*** Input for this task

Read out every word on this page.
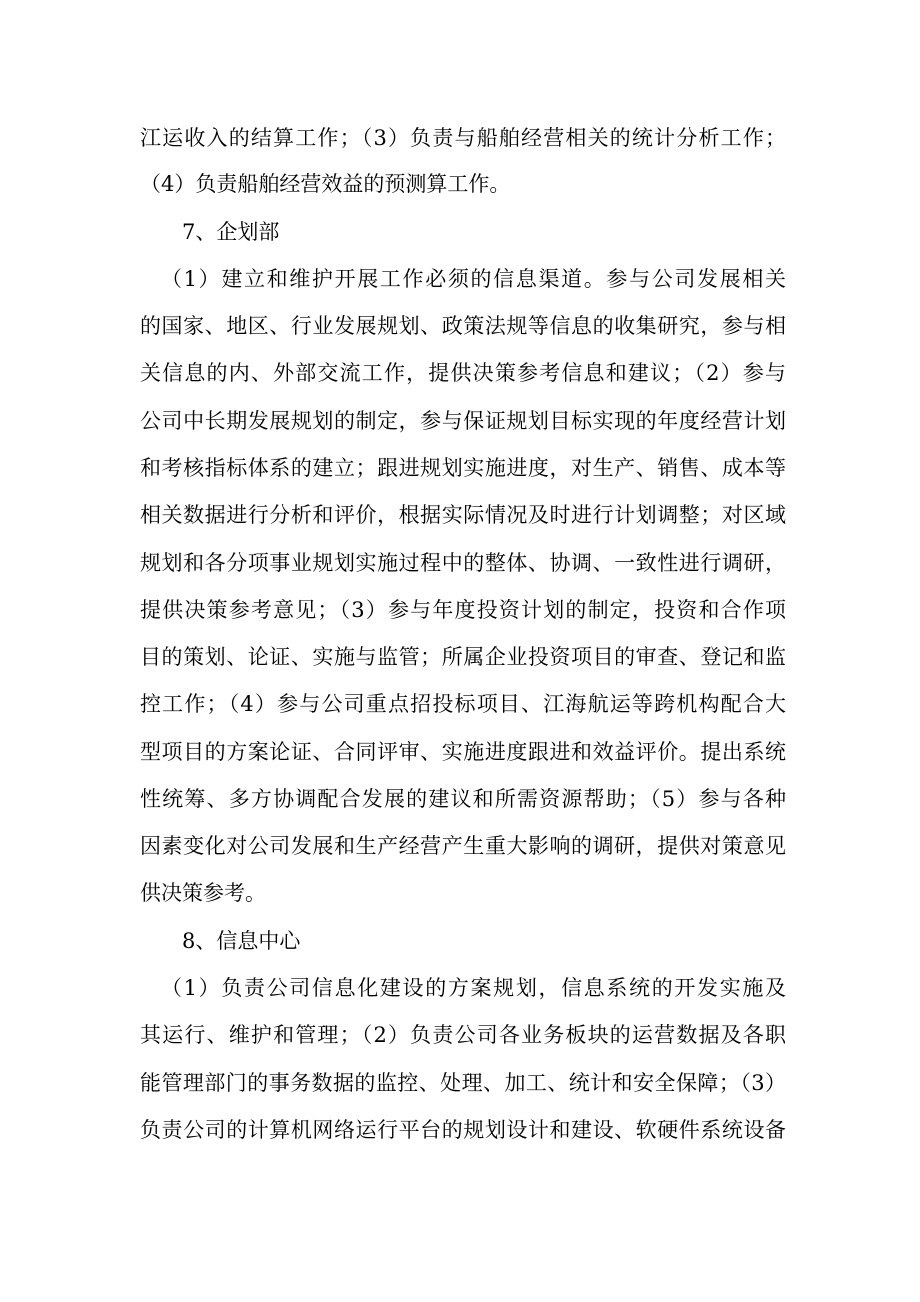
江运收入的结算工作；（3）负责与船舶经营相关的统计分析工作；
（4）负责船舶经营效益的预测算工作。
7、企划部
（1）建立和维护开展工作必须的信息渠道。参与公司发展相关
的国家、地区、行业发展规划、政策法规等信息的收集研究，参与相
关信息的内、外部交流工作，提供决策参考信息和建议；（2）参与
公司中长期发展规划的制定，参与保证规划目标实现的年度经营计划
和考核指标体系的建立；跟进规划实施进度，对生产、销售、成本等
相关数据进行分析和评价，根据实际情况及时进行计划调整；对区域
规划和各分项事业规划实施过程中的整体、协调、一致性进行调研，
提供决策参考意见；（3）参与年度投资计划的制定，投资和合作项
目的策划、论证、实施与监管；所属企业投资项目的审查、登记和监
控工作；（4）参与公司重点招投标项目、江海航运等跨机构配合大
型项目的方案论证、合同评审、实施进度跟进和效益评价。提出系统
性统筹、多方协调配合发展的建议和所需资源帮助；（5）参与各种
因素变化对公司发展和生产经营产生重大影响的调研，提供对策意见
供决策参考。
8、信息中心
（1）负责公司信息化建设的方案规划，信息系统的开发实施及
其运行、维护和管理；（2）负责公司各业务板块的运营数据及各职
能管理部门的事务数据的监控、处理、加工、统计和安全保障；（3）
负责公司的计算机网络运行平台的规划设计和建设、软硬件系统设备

******
*** Input for this task

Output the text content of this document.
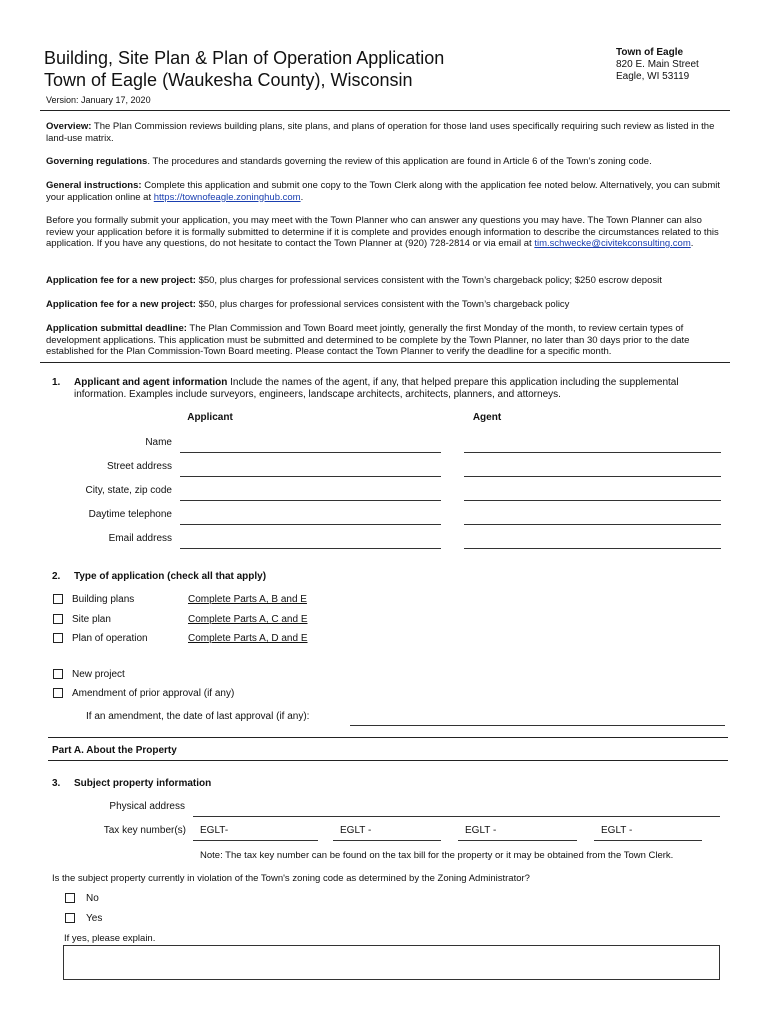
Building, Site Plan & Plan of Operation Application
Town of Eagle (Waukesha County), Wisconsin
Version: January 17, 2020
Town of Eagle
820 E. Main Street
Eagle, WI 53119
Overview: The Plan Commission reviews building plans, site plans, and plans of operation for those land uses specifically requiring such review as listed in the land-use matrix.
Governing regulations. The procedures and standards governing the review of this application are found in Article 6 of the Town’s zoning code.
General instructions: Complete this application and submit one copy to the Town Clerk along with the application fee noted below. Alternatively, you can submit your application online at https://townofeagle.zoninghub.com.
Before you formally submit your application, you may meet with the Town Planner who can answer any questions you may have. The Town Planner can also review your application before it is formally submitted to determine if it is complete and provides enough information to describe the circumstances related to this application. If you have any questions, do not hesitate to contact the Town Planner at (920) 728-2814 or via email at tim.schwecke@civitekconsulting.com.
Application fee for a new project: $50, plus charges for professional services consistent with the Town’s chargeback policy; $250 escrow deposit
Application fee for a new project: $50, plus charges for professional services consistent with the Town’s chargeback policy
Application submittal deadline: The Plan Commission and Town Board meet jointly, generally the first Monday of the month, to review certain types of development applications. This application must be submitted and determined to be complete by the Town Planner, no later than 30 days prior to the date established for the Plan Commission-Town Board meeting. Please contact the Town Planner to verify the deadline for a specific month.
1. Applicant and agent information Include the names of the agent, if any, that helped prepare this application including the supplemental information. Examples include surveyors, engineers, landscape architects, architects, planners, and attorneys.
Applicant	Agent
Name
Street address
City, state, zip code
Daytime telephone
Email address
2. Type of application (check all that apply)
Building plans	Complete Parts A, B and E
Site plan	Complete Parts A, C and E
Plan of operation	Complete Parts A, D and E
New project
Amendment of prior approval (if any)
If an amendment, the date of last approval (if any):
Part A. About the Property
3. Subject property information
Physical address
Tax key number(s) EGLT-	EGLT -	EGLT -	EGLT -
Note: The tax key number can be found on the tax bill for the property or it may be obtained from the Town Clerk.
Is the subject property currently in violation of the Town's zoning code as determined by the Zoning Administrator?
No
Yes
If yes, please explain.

******

» **Do this**:
In the entries above, find every line with the word "plans" and list it.

» **Exercise answer**:
Overview: The Plan Commission reviews building plans, site plans, and plans of operation for those land uses specifically requiring such review as listed in the land-use matrix.
Building plans	Complete Parts A, B and E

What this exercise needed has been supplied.